> _Exercise_: Leave out the pictures and copy the remaining records exactly.

— Start of Entries supplied —

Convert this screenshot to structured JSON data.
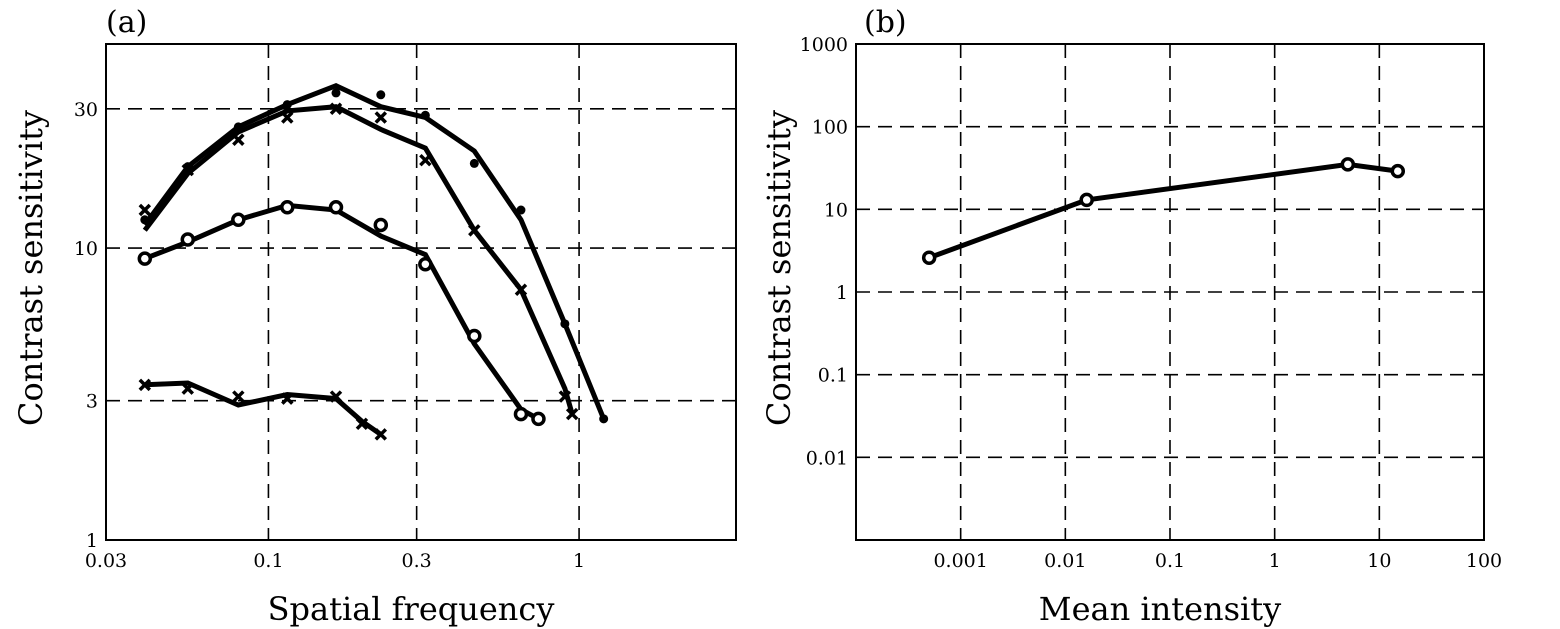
{
  "chart_data": [
    {
      "panel_label": "(a)",
      "type": "line",
      "xlabel": "Spatial frequency",
      "ylabel": "Contrast sensitivity",
      "xscale": "log",
      "yscale": "log",
      "xlim": [
        0.03,
        3.2
      ],
      "ylim": [
        1,
        50
      ],
      "x_ticks": [
        0.03,
        0.1,
        0.3,
        1
      ],
      "x_tick_labels": [
        "0.03",
        "0.1",
        "0.3",
        "1"
      ],
      "y_ticks": [
        1,
        3,
        10,
        30
      ],
      "y_tick_labels": [
        "1",
        "3",
        "10",
        "30"
      ],
      "grid": true,
      "series": [
        {
          "marker": "dot",
          "line_x": [
            0.04,
            0.055,
            0.08,
            0.115,
            0.165,
            0.23,
            0.32,
            0.46,
            0.65,
            0.9,
            1.2
          ],
          "line_y": [
            12,
            19,
            26,
            31,
            36,
            30.5,
            28,
            21.5,
            12.5,
            5.5,
            2.6
          ],
          "points_x": [
            0.04,
            0.055,
            0.08,
            0.115,
            0.165,
            0.23,
            0.32,
            0.46,
            0.65,
            0.9,
            1.2
          ],
          "points_y": [
            12.5,
            19,
            26,
            31,
            34,
            33.5,
            28.5,
            19.5,
            13.5,
            5.5,
            2.6
          ]
        },
        {
          "marker": "x",
          "line_x": [
            0.04,
            0.055,
            0.08,
            0.115,
            0.165,
            0.23,
            0.32,
            0.46,
            0.65,
            0.9,
            0.95
          ],
          "line_y": [
            11.5,
            18,
            25,
            29.5,
            30.5,
            25.5,
            22,
            11.5,
            7.2,
            3.3,
            2.7
          ],
          "points_x": [
            0.04,
            0.055,
            0.08,
            0.115,
            0.165,
            0.23,
            0.32,
            0.46,
            0.65,
            0.9,
            0.95
          ],
          "points_y": [
            13.5,
            18.5,
            23.5,
            28,
            30,
            28,
            20,
            11.5,
            7.2,
            3.1,
            2.7
          ]
        },
        {
          "marker": "circle",
          "line_x": [
            0.04,
            0.055,
            0.08,
            0.115,
            0.165,
            0.23,
            0.32,
            0.46,
            0.65,
            0.74
          ],
          "line_y": [
            9.2,
            10.5,
            12.5,
            14,
            13.5,
            11,
            9.5,
            4.7,
            2.8,
            2.6
          ],
          "points_x": [
            0.04,
            0.055,
            0.08,
            0.115,
            0.165,
            0.23,
            0.32,
            0.46,
            0.65,
            0.74
          ],
          "points_y": [
            9.2,
            10.7,
            12.5,
            13.8,
            13.8,
            12,
            8.8,
            5,
            2.7,
            2.6
          ]
        },
        {
          "marker": "x",
          "line_x": [
            0.04,
            0.055,
            0.08,
            0.115,
            0.165,
            0.2,
            0.23
          ],
          "line_y": [
            3.4,
            3.45,
            2.9,
            3.15,
            3.05,
            2.55,
            2.3
          ],
          "points_x": [
            0.04,
            0.055,
            0.08,
            0.115,
            0.165,
            0.2,
            0.23
          ],
          "points_y": [
            3.4,
            3.3,
            3.1,
            3.05,
            3.1,
            2.5,
            2.3
          ]
        }
      ]
    },
    {
      "panel_label": "(b)",
      "type": "line",
      "xlabel": "Mean intensity",
      "ylabel": "Contrast sensitivity",
      "xscale": "log",
      "yscale": "log",
      "xlim": [
        0.0001,
        100
      ],
      "ylim": [
        0.001,
        1000
      ],
      "x_ticks": [
        0.001,
        0.01,
        0.1,
        1,
        10,
        100
      ],
      "x_tick_labels": [
        "0.001",
        "0.01",
        "0.1",
        "1",
        "10",
        "100"
      ],
      "y_ticks": [
        0.01,
        0.1,
        1,
        10,
        100,
        1000
      ],
      "y_tick_labels": [
        "0.01",
        "0.1",
        "1",
        "10",
        "100",
        "1000"
      ],
      "grid": true,
      "series": [
        {
          "marker": "circle",
          "line_x": [
            0.0005,
            0.016,
            5,
            15
          ],
          "line_y": [
            2.6,
            13,
            35,
            29
          ],
          "points_x": [
            0.0005,
            0.016,
            5,
            15
          ],
          "points_y": [
            2.6,
            13,
            35,
            29
          ]
        }
      ]
    }
  ]
}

— End of Entries supplied —

> _Problem solution_:
Convert this screenshot to structured JSON data.
{
  "chart_data": [
    {
      "panel_label": "(a)",
      "type": "line",
      "xlabel": "Spatial frequency",
      "ylabel": "Contrast sensitivity",
      "xscale": "log",
      "yscale": "log",
      "xlim": [
        0.03,
        3.2
      ],
      "ylim": [
        1,
        50
      ],
      "x_ticks": [
        0.03,
        0.1,
        0.3,
        1
      ],
      "x_tick_labels": [
        "0.03",
        "0.1",
        "0.3",
        "1"
      ],
      "y_ticks": [
        1,
        3,
        10,
        30
      ],
      "y_tick_labels": [
        "1",
        "3",
        "10",
        "30"
      ],
      "grid": true,
      "series": [
        {
          "marker": "dot",
          "line_x": [
            0.04,
            0.055,
            0.08,
            0.115,
            0.165,
            0.23,
            0.32,
            0.46,
            0.65,
            0.9,
            1.2
          ],
          "line_y": [
            12,
            19,
            26,
            31,
            36,
            30.5,
            28,
            21.5,
            12.5,
            5.5,
            2.6
          ],
          "points_x": [
            0.04,
            0.055,
            0.08,
            0.115,
            0.165,
            0.23,
            0.32,
            0.46,
            0.65,
            0.9,
            1.2
          ],
          "points_y": [
            12.5,
            19,
            26,
            31,
            34,
            33.5,
            28.5,
            19.5,
            13.5,
            5.5,
            2.6
          ]
        },
        {
          "marker": "x",
          "line_x": [
            0.04,
            0.055,
            0.08,
            0.115,
            0.165,
            0.23,
            0.32,
            0.46,
            0.65,
            0.9,
            0.95
          ],
          "line_y": [
            11.5,
            18,
            25,
            29.5,
            30.5,
            25.5,
            22,
            11.5,
            7.2,
            3.3,
            2.7
          ],
          "points_x": [
            0.04,
            0.055,
            0.08,
            0.115,
            0.165,
            0.23,
            0.32,
            0.46,
            0.65,
            0.9,
            0.95
          ],
          "points_y": [
            13.5,
            18.5,
            23.5,
            28,
            30,
            28,
            20,
            11.5,
            7.2,
            3.1,
            2.7
          ]
        },
        {
          "marker": "circle",
          "line_x": [
            0.04,
            0.055,
            0.08,
            0.115,
            0.165,
            0.23,
            0.32,
            0.46,
            0.65,
            0.74
          ],
          "line_y": [
            9.2,
            10.5,
            12.5,
            14,
            13.5,
            11,
            9.5,
            4.7,
            2.8,
            2.6
          ],
          "points_x": [
            0.04,
            0.055,
            0.08,
            0.115,
            0.165,
            0.23,
            0.32,
            0.46,
            0.65,
            0.74
          ],
          "points_y": [
            9.2,
            10.7,
            12.5,
            13.8,
            13.8,
            12,
            8.8,
            5,
            2.7,
            2.6
          ]
        },
        {
          "marker": "x",
          "line_x": [
            0.04,
            0.055,
            0.08,
            0.115,
            0.165,
            0.2,
            0.23
          ],
          "line_y": [
            3.4,
            3.45,
            2.9,
            3.15,
            3.05,
            2.55,
            2.3
          ],
          "points_x": [
            0.04,
            0.055,
            0.08,
            0.115,
            0.165,
            0.2,
            0.23
          ],
          "points_y": [
            3.4,
            3.3,
            3.1,
            3.05,
            3.1,
            2.5,
            2.3
          ]
        }
      ]
    },
    {
      "panel_label": "(b)",
      "type": "line",
      "xlabel": "Mean intensity",
      "ylabel": "Contrast sensitivity",
      "xscale": "log",
      "yscale": "log",
      "xlim": [
        0.0001,
        100
      ],
      "ylim": [
        0.001,
        1000
      ],
      "x_ticks": [
        0.001,
        0.01,
        0.1,
        1,
        10,
        100
      ],
      "x_tick_labels": [
        "0.001",
        "0.01",
        "0.1",
        "1",
        "10",
        "100"
      ],
      "y_ticks": [
        0.01,
        0.1,
        1,
        10,
        100,
        1000
      ],
      "y_tick_labels": [
        "0.01",
        "0.1",
        "1",
        "10",
        "100",
        "1000"
      ],
      "grid": true,
      "series": [
        {
          "marker": "circle",
          "line_x": [
            0.0005,
            0.016,
            5,
            15
          ],
          "line_y": [
            2.6,
            13,
            35,
            29
          ],
          "points_x": [
            0.0005,
            0.016,
            5,
            15
          ],
          "points_y": [
            2.6,
            13,
            35,
            29
          ]
        }
      ]
    }
  ]
}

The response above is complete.